DATA LINES |
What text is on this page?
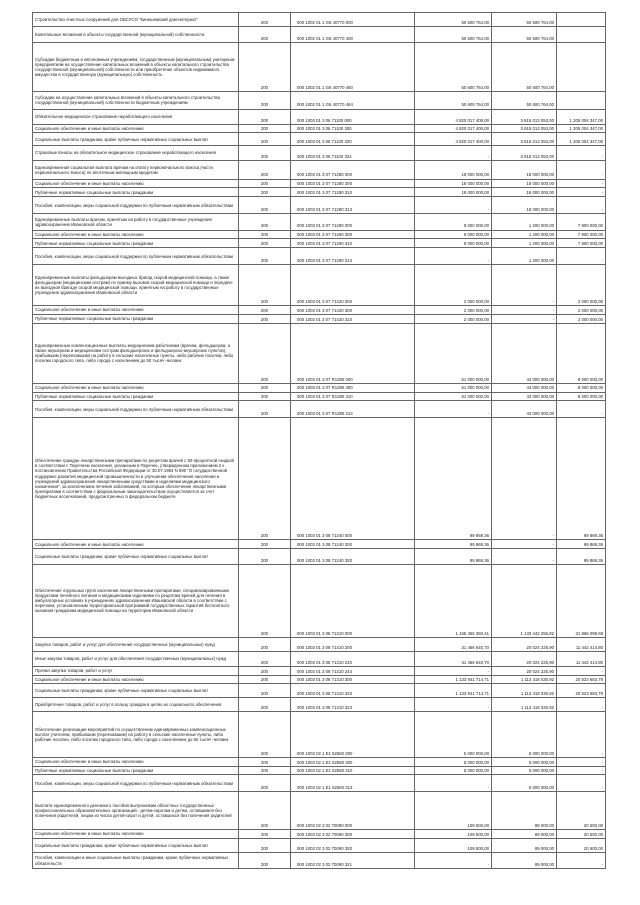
Строительство очистных сооружений для ОБСУСО "Кинешемский дом-интернат"	200	000 1002 01 1 G6 40770 000	50 600 764,00	50 600 764,00	
Капитальные вложения в объекты государственной (муниципальной) собственности	200	000 1002 01 1 G6 40770 400	50 600 764,00	50 600 764,00	
Субсидии бюджетным и автономным учреждениям, государственным (муниципальным) унитарным предприятиям на осуществление капитальных вложений в объекты капитального строительства государственной (муниципальной) собственности или приобретение объектов недвижимого имущества в государственную (муниципальную) собственность	200	000 1002 01 1 G6 40770 460	50 600 764,00	50 600 764,00	
Субсидии на осуществление капитальных вложений в объекты капитального строительства государственной (муниципальной) собственности бюджетным учреждениям	200	000 1002 01 1 G6 40770 464	50 600 764,00	50 600 764,00	
Обязательное медицинское страхование неработающего населения	200	000 1003 01 3 06 71100 000	4 820 017 400,00	3 615 013 053,00	1 205 004 347,00
Социальное обеспечение и иные выплаты населению	200	000 1003 01 3 06 71100 300	4 820 017 400,00	3 615 013 053,00	1 205 004 347,00
Социальные выплаты гражданам, кроме публичных нормативных социальных выплат	200	000 1003 01 3 06 71100 320	4 820 017 400,00	3 615 013 053,00	1 205 004 347,00
Страховые взносы на обязательное медицинское страхование неработающего населения	200	000 1003 01 3 06 71100 324	-	3 615 013 053,00	-
Единовременная социальная выплата врачам на оплату первоначального взноса (части первоначального взноса) по ипотечным жилищным кредитам	200	000 1003 01 3 07 71280 000	18 000 000,00	18 000 000,00	-
Социальное обеспечение и иные выплаты населению	200	000 1003 01 3 07 71280 300	18 000 000,00	18 000 000,00	-
Публичные нормативные социальные выплаты гражданам	200	000 1003 01 3 07 71280 310	18 000 000,00	18 000 000,00	-
Пособия, компенсации, меры социальной поддержки по публичным нормативным обязательствам	200	000 1003 01 3 07 71280 313	-	18 000 000,00	-
Единовременные выплаты врачам, принятым на работу в государственные учреждения здравоохранения Ивановской области	200	000 1003 01 3 07 71290 000	9 000 000,00	1 200 000,00	7 800 000,00
Социальное обеспечение и иные выплаты населению	200	000 1003 01 3 07 71290 300	9 000 000,00	1 200 000,00	7 800 000,00
Публичные нормативные социальные выплаты гражданам	200	000 1003 01 3 07 71290 310	9 000 000,00	1 200 000,00	7 800 000,00
Пособия, компенсации, меры социальной поддержки по публичным нормативным обязательствам	200	000 1003 01 3 07 71290 313	-	1 200 000,00	-
Единовременные выплаты фельдшерам выездных бригад скорой медицинской помощи, а также фельдшерам (медицинским сестрам) по приему вызовов скорой медицинской помощи и передаче их выездной бригаде скорой медицинской помощи, принятым на работу в государственные учреждения здравоохранения Ивановской области	200	000 1003 01 3 07 71420 000	2 000 000,00	-	2 000 000,00
Социальное обеспечение и иные выплаты населению	200	000 1003 01 3 07 71420 300	2 000 000,00	-	2 000 000,00
Публичные нормативные социальные выплаты гражданам	200	000 1003 01 3 07 71420 310	2 000 000,00	-	2 000 000,00
Единовременные компенсационные выплаты медицинским работникам (врачам, фельдшерам, а также акушеркам и медицинским сестрам фельдшерских и фельдшерско-акушерских пунктов), прибывшим (переехавшим) на работу в сельские населенные пункты, либо рабочие поселки, либо поселки городского типа, либо города с населением до 50 тысяч человек	200	000 1003 01 3 07 R1380 000	51 000 000,00	43 000 000,00	8 000 000,00
Социальное обеспечение и иные выплаты населению	200	000 1003 01 3 07 R1380 300	51 000 000,00	43 000 000,00	8 000 000,00
Публичные нормативные социальные выплаты гражданам	200	000 1003 01 3 07 R1380 310	51 000 000,00	43 000 000,00	8 000 000,00
Пособия, компенсации, меры социальной поддержки по публичным нормативным обязательствам	200	000 1003 01 3 07 R1380 313	-	43 000 000,00	-
Обеспечение граждан лекарственными препаратами по рецептам врачей с 50-процентной скидкой в соответствии с Перечнем населения, указанным в Перечне, утвержденном приложением 2 к постановлению Правительства Российской Федерации от 30.07.1994 N 890 "О государственной поддержке развития медицинской промышленности и улучшении обеспечения населения и учреждений здравоохранения лекарственными средствами и изделиями медицинского назначения", за исключением лечения заболеваний, по которым обеспечение лекарственными препаратами в соответствии с федеральным законодательством осуществляется за счет бюджетных ассигнований, предусмотренных в федеральном бюджете	200	000 1003 01 3 08 71240 000	99 869,36	-	99 869,36
Социальное обеспечение и иные выплаты населению	200	000 1003 01 3 08 71240 300	99 869,36	-	99 869,36
Социальные выплаты гражданам, кроме публичных нормативных социальных выплат	200	000 1003 01 3 08 71240 320	99 869,36	-	99 869,36
Обеспечение отдельных групп населения лекарственными препаратами, специализированными продуктами лечебного питания и медицинскими изделиями по рецептам врачей для лечения в амбулаторных условиях в учреждениях здравоохранения Ивановской области в соответствии с перечнем, установленным территориальной программой государственных гарантий бесплатного оказания гражданам медицинской помощи на территории Ивановской области	200	000 1003 01 3 08 71310 000	1 165 456 350,41	1 133 442 256,82	31 966 098,59
Закупка товаров, работ и услуг для обеспечения государственных (муниципальных) нужд	200	000 1003 01 3 08 71310 200	31 466 640,70	20 024 225,90	11 442 414,80
Иные закупки товаров, работ и услуг для обеспечения государственных (муниципальных) нужд	200	000 1003 01 3 08 71310 240	31 466 640,70	20 024 225,90	11 442 414,80
Прочая закупка товаров, работ и услуг	200	000 1003 01 3 08 71310 244	-	20 024 225,90	-
Социальное обеспечение и иные выплаты населению	200	000 1003 01 3 08 71310 300	1 133 941 714,71	1 113 418 030,92	20 523 683,79
Социальные выплаты гражданам, кроме публичных нормативных социальных выплат	200	000 1003 01 3 08 71310 320	1 133 941 714,71	1 113 418 030,92	20 523 683,79
Приобретение товаров, работ и услуг в пользу граждан в целях их социального обеспечения	200	000 1003 01 3 08 71310 323	-	1 113 418 030,92	-
Обеспечение реализации мероприятий по осуществлению единовременных компенсационных выплат учителям, прибывшим (переехавшим) на работу в сельские населенные пункты, либо рабочие поселки, либо поселки городского типа, либо города с населением до 50 тысяч человек	200	000 1003 02 1 Е1 52560 000	5 000 000,00	5 000 000,00	-
Социальное обеспечение и иные выплаты населению	200	000 1003 02 1 Е1 52560 300	5 000 000,00	5 000 000,00	-
Публичные нормативные социальные выплаты гражданам	200	000 1003 02 1 Е1 52560 310	5 000 000,00	5 000 000,00	-
Пособия, компенсации, меры социальной поддержки по публичным нормативным обязательствам	200	000 1003 02 1 Е1 52560 313	-	5 000 000,00	-
Выплата единовременного денежного пособия выпускникам областных государственных профессиональных образовательных организаций - детям-сиротам и детям, оставшимся без попечения родителей, лицам из числа детей-сирот и детей, оставшихся без попечения родителей	200	000 1003 02 3 02 70090 000	109 500,00	89 000,00	20 500,00
Социальное обеспечение и иные выплаты населению	200	000 1003 02 3 02 70090 300	109 500,00	89 000,00	20 500,00
Социальные выплаты гражданам, кроме публичных нормативных социальных выплат	200	000 1003 02 3 02 70090 320	109 500,00	89 000,00	20 500,00
Пособия, компенсации и иные социальные выплаты гражданам, кроме публичных нормативных обязательств	200	000 1003 02 3 02 70090 321	-	89 000,00	-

PROBLEM DETAILS |
The answer is a single number, the count of lines in the records that contain the string "поддержки".

TASK ANSWER |
4